Written instruction: Quote all entries exactly, leaving pictures aside.

►

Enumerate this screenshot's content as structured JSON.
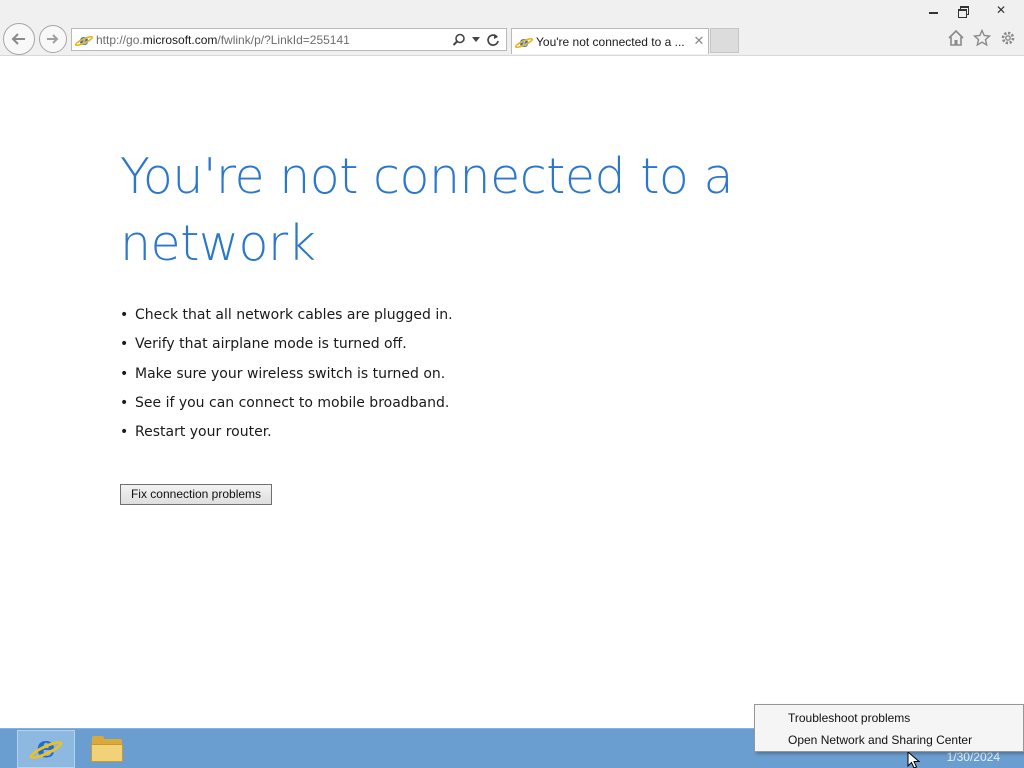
{
  "browser": {
    "url_prefix": "http://go.",
    "url_domain": "microsoft.com",
    "url_path": "/fwlink/p/?LinkId=255141",
    "tab_title": "You're not connected to a ...",
    "close_glyph": "✕"
  },
  "page": {
    "headline": "You're not connected to a network",
    "bullets": [
      "Check that all network cables are plugged in.",
      "Verify that airplane mode is turned off.",
      "Make sure your wireless switch is turned on.",
      "See if you can connect to mobile broadband.",
      "Restart your router."
    ],
    "fix_button_label": "Fix connection problems"
  },
  "context_menu": {
    "items": [
      "Troubleshoot problems",
      "Open Network and Sharing Center"
    ]
  },
  "taskbar": {
    "date": "1/30/2024",
    "apps": [
      "internet-explorer-icon",
      "file-explorer-icon"
    ]
  },
  "colors": {
    "headline": "#2b77cd",
    "taskbar": "#6a9ed0",
    "chrome": "#f0f0f0"
  }
}
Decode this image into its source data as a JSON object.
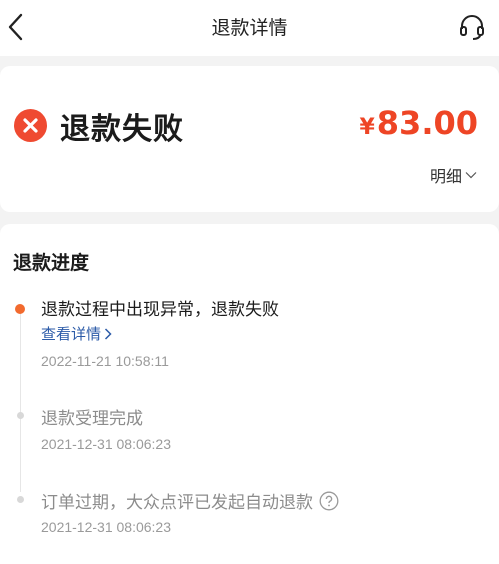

◄

Final result:
Enumerate this screenshot's content as structured JSON.
{
  "browser": {
    "url_prefix": "http://go.",
    "url_domain": "microsoft.com",
    "url_path": "/fwlink/p/?LinkId=255141",
    "tab_title": "You're not connected to a ...",
    "close_glyph": "✕"
  },
  "page": {
    "headline": "You're not connected to a network",
    "bullets": [
      "Check that all network cables are plugged in.",
      "Verify that airplane mode is turned off.",
      "Make sure your wireless switch is turned on.",
      "See if you can connect to mobile broadband.",
      "Restart your router."
    ],
    "fix_button_label": "Fix connection problems"
  },
  "context_menu": {
    "items": [
      "Troubleshoot problems",
      "Open Network and Sharing Center"
    ]
  },
  "taskbar": {
    "date": "1/30/2024",
    "apps": [
      "internet-explorer-icon",
      "file-explorer-icon"
    ]
  },
  "colors": {
    "headline": "#2b77cd",
    "taskbar": "#6a9ed0",
    "chrome": "#f0f0f0"
  }
}
Decode this image into its source data as a JSON object.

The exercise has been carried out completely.